◆ **Records for the task**:
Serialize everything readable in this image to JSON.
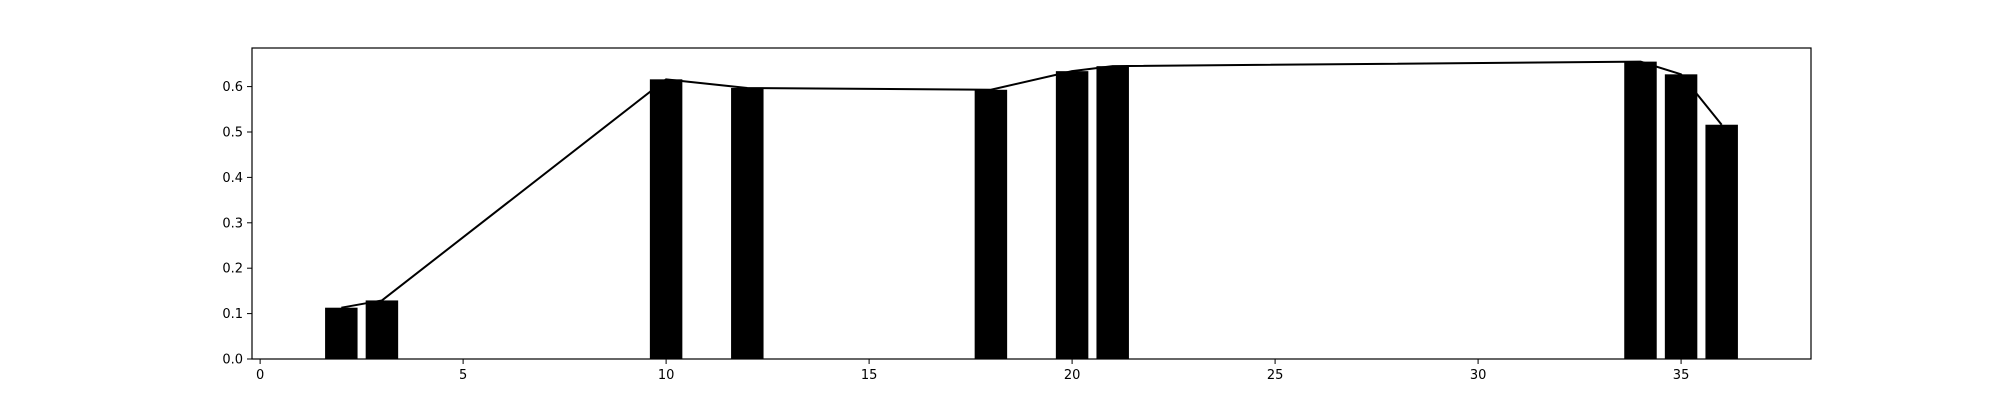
{
  "chart_data": {
    "type": "bar",
    "title": "",
    "xlabel": "",
    "ylabel": "",
    "xlim": [
      -0.2,
      38.2
    ],
    "ylim": [
      0.0,
      0.685
    ],
    "grid": false,
    "legend": "none",
    "xticks": [
      0,
      5,
      10,
      15,
      20,
      25,
      30,
      35
    ],
    "yticks": [
      0.0,
      0.1,
      0.2,
      0.3,
      0.4,
      0.5,
      0.6
    ],
    "bar_width": 0.8,
    "bar_color": "#000000",
    "line_color": "#000000",
    "series": [
      {
        "type": "bar",
        "x": [
          2,
          3,
          10,
          12,
          18,
          20,
          21,
          34,
          35,
          36
        ],
        "values": [
          0.113,
          0.129,
          0.616,
          0.597,
          0.593,
          0.634,
          0.645,
          0.655,
          0.627,
          0.516
        ]
      },
      {
        "type": "line",
        "x": [
          2,
          3,
          10,
          12,
          18,
          20,
          21,
          34,
          35,
          36
        ],
        "values": [
          0.113,
          0.129,
          0.616,
          0.597,
          0.593,
          0.634,
          0.645,
          0.655,
          0.627,
          0.516
        ]
      }
    ]
  }
}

◆ **What you need to do**: Copy the records word for word, leaving no picture in the copy.

◆ **Reply**:
Serialize everything readable in this image to JSON.
{
  "chart_data": {
    "type": "bar",
    "title": "",
    "xlabel": "",
    "ylabel": "",
    "xlim": [
      -0.2,
      38.2
    ],
    "ylim": [
      0.0,
      0.685
    ],
    "grid": false,
    "legend": "none",
    "xticks": [
      0,
      5,
      10,
      15,
      20,
      25,
      30,
      35
    ],
    "yticks": [
      0.0,
      0.1,
      0.2,
      0.3,
      0.4,
      0.5,
      0.6
    ],
    "bar_width": 0.8,
    "bar_color": "#000000",
    "line_color": "#000000",
    "series": [
      {
        "type": "bar",
        "x": [
          2,
          3,
          10,
          12,
          18,
          20,
          21,
          34,
          35,
          36
        ],
        "values": [
          0.113,
          0.129,
          0.616,
          0.597,
          0.593,
          0.634,
          0.645,
          0.655,
          0.627,
          0.516
        ]
      },
      {
        "type": "line",
        "x": [
          2,
          3,
          10,
          12,
          18,
          20,
          21,
          34,
          35,
          36
        ],
        "values": [
          0.113,
          0.129,
          0.616,
          0.597,
          0.593,
          0.634,
          0.645,
          0.655,
          0.627,
          0.516
        ]
      }
    ]
  }
}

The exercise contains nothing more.